>> START DATA EXCERPTS

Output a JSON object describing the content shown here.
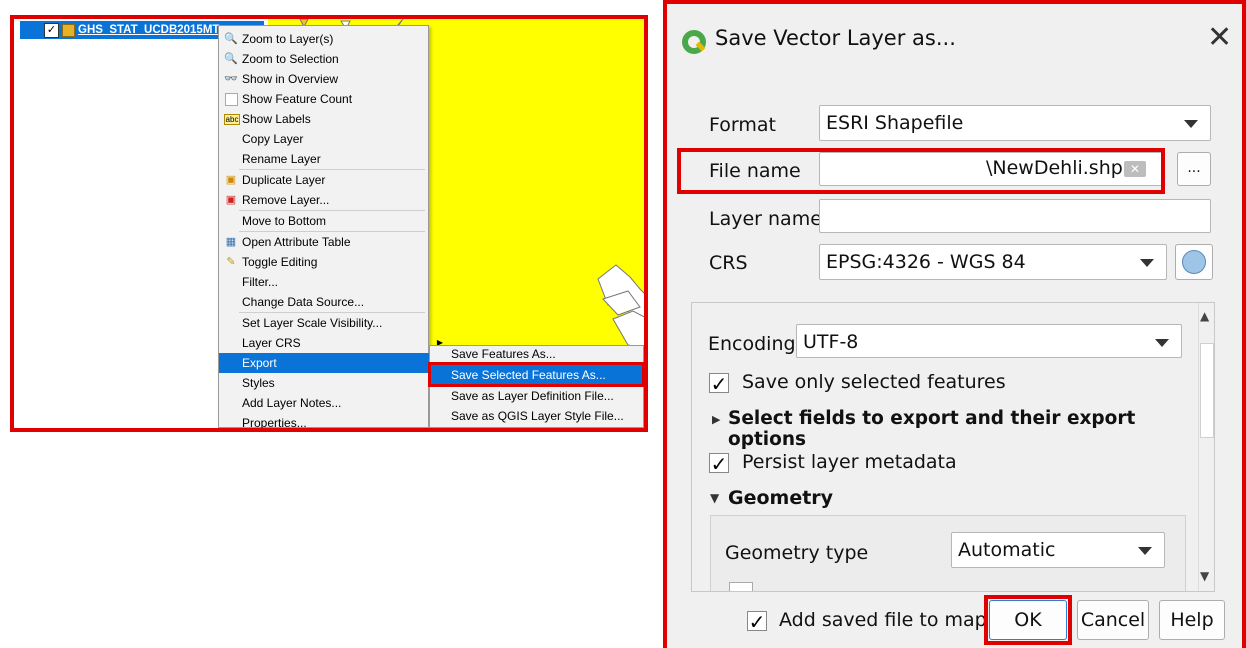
{
  "layer_panel": {
    "layer_name": "GHS_STAT_UCDB2015MT_",
    "checked": "✓",
    "swatch_color": "#e8b12a"
  },
  "context_menu": {
    "items": [
      {
        "label": "Zoom to Layer(s)",
        "icon": "zoom-layer-icon"
      },
      {
        "label": "Zoom to Selection",
        "icon": "zoom-selection-icon"
      },
      {
        "label": "Show in Overview",
        "icon": "overview-icon"
      },
      {
        "label": "Show Feature Count",
        "icon": "checkbox-icon"
      },
      {
        "label": "Show Labels",
        "icon": "labels-icon"
      },
      {
        "label": "Copy Layer",
        "icon": ""
      },
      {
        "label": "Rename Layer",
        "icon": ""
      },
      {
        "label": "Duplicate Layer",
        "icon": "duplicate-icon"
      },
      {
        "label": "Remove Layer...",
        "icon": "remove-icon"
      },
      {
        "label": "Move to Bottom",
        "icon": ""
      },
      {
        "label": "Open Attribute Table",
        "icon": "table-icon"
      },
      {
        "label": "Toggle Editing",
        "icon": "pencil-icon"
      },
      {
        "label": "Filter...",
        "icon": ""
      },
      {
        "label": "Change Data Source...",
        "icon": ""
      },
      {
        "label": "Set Layer Scale Visibility...",
        "icon": ""
      },
      {
        "label": "Layer CRS",
        "icon": ""
      },
      {
        "label": "Export",
        "icon": ""
      },
      {
        "label": "Styles",
        "icon": ""
      },
      {
        "label": "Add Layer Notes...",
        "icon": ""
      },
      {
        "label": "Properties...",
        "icon": ""
      }
    ]
  },
  "export_submenu": {
    "items": [
      {
        "label": "Save Features As..."
      },
      {
        "label": "Save Selected Features As..."
      },
      {
        "label": "Save as Layer Definition File..."
      },
      {
        "label": "Save as QGIS Layer Style File..."
      }
    ]
  },
  "dialog": {
    "title": "Save Vector Layer as...",
    "close": "✕",
    "format_label": "Format",
    "format_value": "ESRI Shapefile",
    "filename_label": "File name",
    "filename_value": "\\NewDehli.shp",
    "browse_label": "...",
    "layername_label": "Layer name",
    "layername_value": "",
    "crs_label": "CRS",
    "crs_value": "EPSG:4326 - WGS 84",
    "encoding_label": "Encoding",
    "encoding_value": "UTF-8",
    "save_selected_label": "Save only selected features",
    "select_fields_label": "Select fields to export and their export options",
    "persist_label": "Persist layer metadata",
    "geometry_label": "Geometry",
    "geometry_type_label": "Geometry type",
    "geometry_type_value": "Automatic",
    "add_saved_label": "Add saved file to map",
    "ok_label": "OK",
    "cancel_label": "Cancel",
    "help_label": "Help",
    "checkmark": "✓"
  },
  "colors": {
    "highlight_red": "#e00000",
    "selection_blue": "#0a73d8",
    "map_yellow": "#ffff00"
  }
}
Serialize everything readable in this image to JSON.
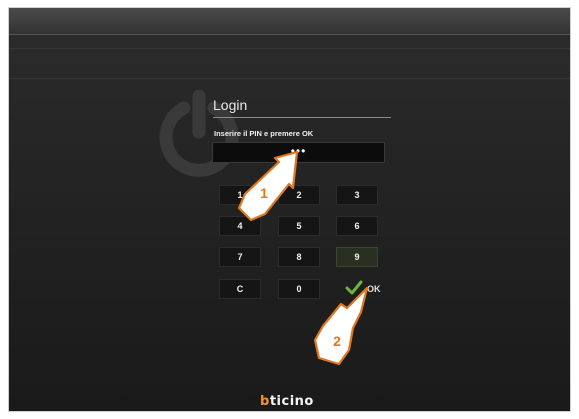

>> END DATA EXCERPTS

EXERCISE DESCRIPTION: All the records above need to be given again word for word. Skip the pictures.

OUTPUT FOR THIS TASK:
Output a JSON object describing the content shown here.
{
  "layer_panel": {
    "layer_name": "GHS_STAT_UCDB2015MT_",
    "checked": "✓",
    "swatch_color": "#e8b12a"
  },
  "context_menu": {
    "items": [
      {
        "label": "Zoom to Layer(s)",
        "icon": "zoom-layer-icon"
      },
      {
        "label": "Zoom to Selection",
        "icon": "zoom-selection-icon"
      },
      {
        "label": "Show in Overview",
        "icon": "overview-icon"
      },
      {
        "label": "Show Feature Count",
        "icon": "checkbox-icon"
      },
      {
        "label": "Show Labels",
        "icon": "labels-icon"
      },
      {
        "label": "Copy Layer",
        "icon": ""
      },
      {
        "label": "Rename Layer",
        "icon": ""
      },
      {
        "label": "Duplicate Layer",
        "icon": "duplicate-icon"
      },
      {
        "label": "Remove Layer...",
        "icon": "remove-icon"
      },
      {
        "label": "Move to Bottom",
        "icon": ""
      },
      {
        "label": "Open Attribute Table",
        "icon": "table-icon"
      },
      {
        "label": "Toggle Editing",
        "icon": "pencil-icon"
      },
      {
        "label": "Filter...",
        "icon": ""
      },
      {
        "label": "Change Data Source...",
        "icon": ""
      },
      {
        "label": "Set Layer Scale Visibility...",
        "icon": ""
      },
      {
        "label": "Layer CRS",
        "icon": ""
      },
      {
        "label": "Export",
        "icon": ""
      },
      {
        "label": "Styles",
        "icon": ""
      },
      {
        "label": "Add Layer Notes...",
        "icon": ""
      },
      {
        "label": "Properties...",
        "icon": ""
      }
    ]
  },
  "export_submenu": {
    "items": [
      {
        "label": "Save Features As..."
      },
      {
        "label": "Save Selected Features As..."
      },
      {
        "label": "Save as Layer Definition File..."
      },
      {
        "label": "Save as QGIS Layer Style File..."
      }
    ]
  },
  "dialog": {
    "title": "Save Vector Layer as...",
    "close": "✕",
    "format_label": "Format",
    "format_value": "ESRI Shapefile",
    "filename_label": "File name",
    "filename_value": "\\NewDehli.shp",
    "browse_label": "...",
    "layername_label": "Layer name",
    "layername_value": "",
    "crs_label": "CRS",
    "crs_value": "EPSG:4326 - WGS 84",
    "encoding_label": "Encoding",
    "encoding_value": "UTF-8",
    "save_selected_label": "Save only selected features",
    "select_fields_label": "Select fields to export and their export options",
    "persist_label": "Persist layer metadata",
    "geometry_label": "Geometry",
    "geometry_type_label": "Geometry type",
    "geometry_type_value": "Automatic",
    "add_saved_label": "Add saved file to map",
    "ok_label": "OK",
    "cancel_label": "Cancel",
    "help_label": "Help",
    "checkmark": "✓"
  },
  "colors": {
    "highlight_red": "#e00000",
    "selection_blue": "#0a73d8",
    "map_yellow": "#ffff00"
  }
}
Serialize everything readable in this image to JSON.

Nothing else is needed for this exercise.